::: TASK DATA

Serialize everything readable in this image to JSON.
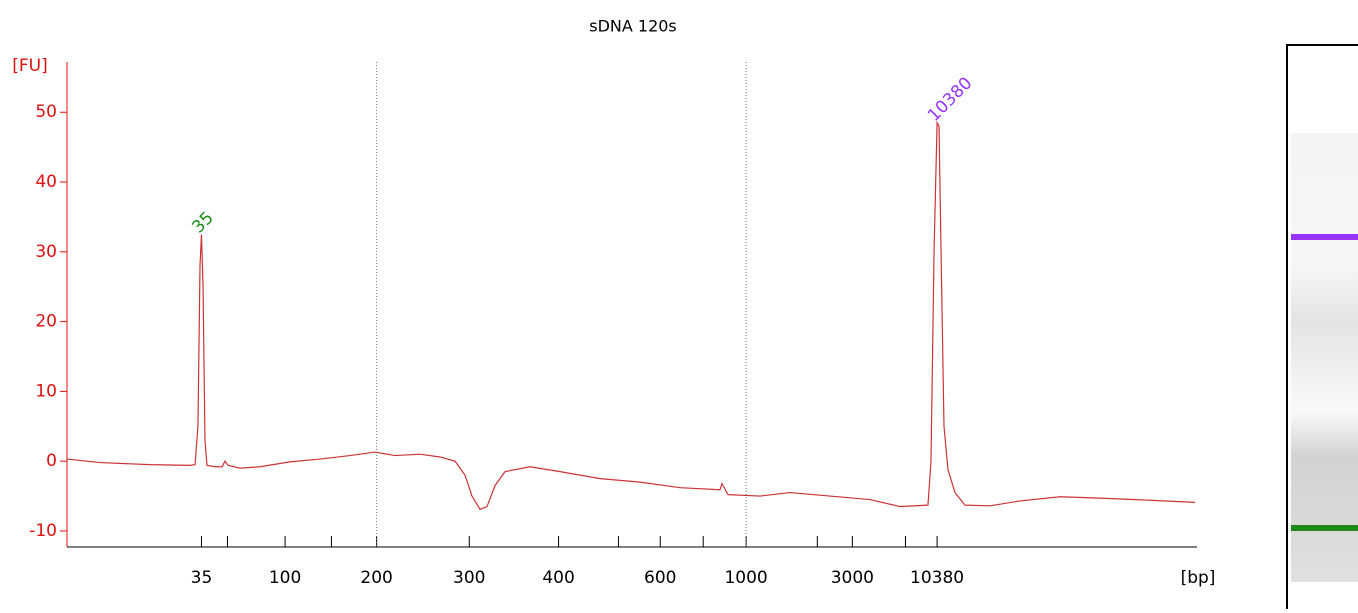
{
  "chart_data": {
    "type": "line",
    "title": "sDNA 120s",
    "y_label": "[FU]",
    "x_label": "[bp]",
    "xlim": [
      0,
      100
    ],
    "ylim": [
      -12.3,
      57.2
    ],
    "yticks": [
      -10,
      0,
      10,
      20,
      30,
      40,
      50
    ],
    "xticks": [
      {
        "value": 11.9,
        "label": "35"
      },
      {
        "value": 19.3,
        "label": "100"
      },
      {
        "value": 27.4,
        "label": "200"
      },
      {
        "value": 35.6,
        "label": "300"
      },
      {
        "value": 43.5,
        "label": "400"
      },
      {
        "value": 52.5,
        "label": "600"
      },
      {
        "value": 60.1,
        "label": "1000"
      },
      {
        "value": 69.5,
        "label": "3000"
      },
      {
        "value": 77.0,
        "label": "10380"
      }
    ],
    "minor_xticks": [
      14.2,
      23.4,
      48.8,
      56.3,
      66.4,
      74.2
    ],
    "marker_lines": [
      27.4,
      60.1
    ],
    "series": [
      {
        "color": "#cc3333",
        "x": [
          0,
          2.92,
          7.35,
          10.88,
          11.33,
          11.59,
          11.77,
          11.9,
          12.04,
          12.21,
          12.39,
          13.1,
          13.72,
          13.98,
          14.25,
          15.31,
          17.08,
          19.73,
          22.39,
          25.04,
          27.26,
          29.03,
          31.24,
          33.01,
          34.34,
          35.22,
          35.84,
          36.55,
          37.17,
          37.88,
          38.76,
          40.97,
          43.63,
          47.17,
          50.71,
          54.25,
          57.79,
          57.96,
          58.5,
          61.33,
          63.98,
          67.52,
          71.06,
          73.72,
          76.19,
          76.46,
          76.73,
          77.0,
          77.17,
          77.35,
          77.61,
          77.96,
          78.58,
          79.47,
          81.68,
          84.34,
          87.88,
          91.42,
          95.84,
          99.82
        ],
        "values": [
          0.3,
          -0.2,
          -0.5,
          -0.6,
          -0.5,
          5,
          28,
          32.5,
          25,
          3,
          -0.6,
          -0.8,
          -0.8,
          0,
          -0.6,
          -1.0,
          -0.8,
          -0.1,
          0.3,
          0.8,
          1.3,
          0.8,
          1.0,
          0.6,
          0,
          -2,
          -5,
          -6.9,
          -6.5,
          -3.5,
          -1.5,
          -0.8,
          -1.5,
          -2.5,
          -3.0,
          -3.8,
          -4.1,
          -3.2,
          -4.8,
          -5.0,
          -4.5,
          -5.0,
          -5.5,
          -6.5,
          -6.3,
          0,
          30,
          48.5,
          48,
          30,
          5,
          -1.2,
          -4.5,
          -6.3,
          -6.4,
          -5.7,
          -5.1,
          -5.3,
          -5.6,
          -5.9
        ]
      }
    ],
    "peaks": [
      {
        "label": "35",
        "x": 11.9,
        "y": 32.5,
        "color": "#1a8a1a"
      },
      {
        "label": "10380",
        "x": 77.0,
        "y": 48.5,
        "color": "#9933ff"
      }
    ]
  }
}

::::::

WHAT YOU HAVE TO DO — State the number of lines that contain the string "color", with no other words.

FINAL ANSWER — 3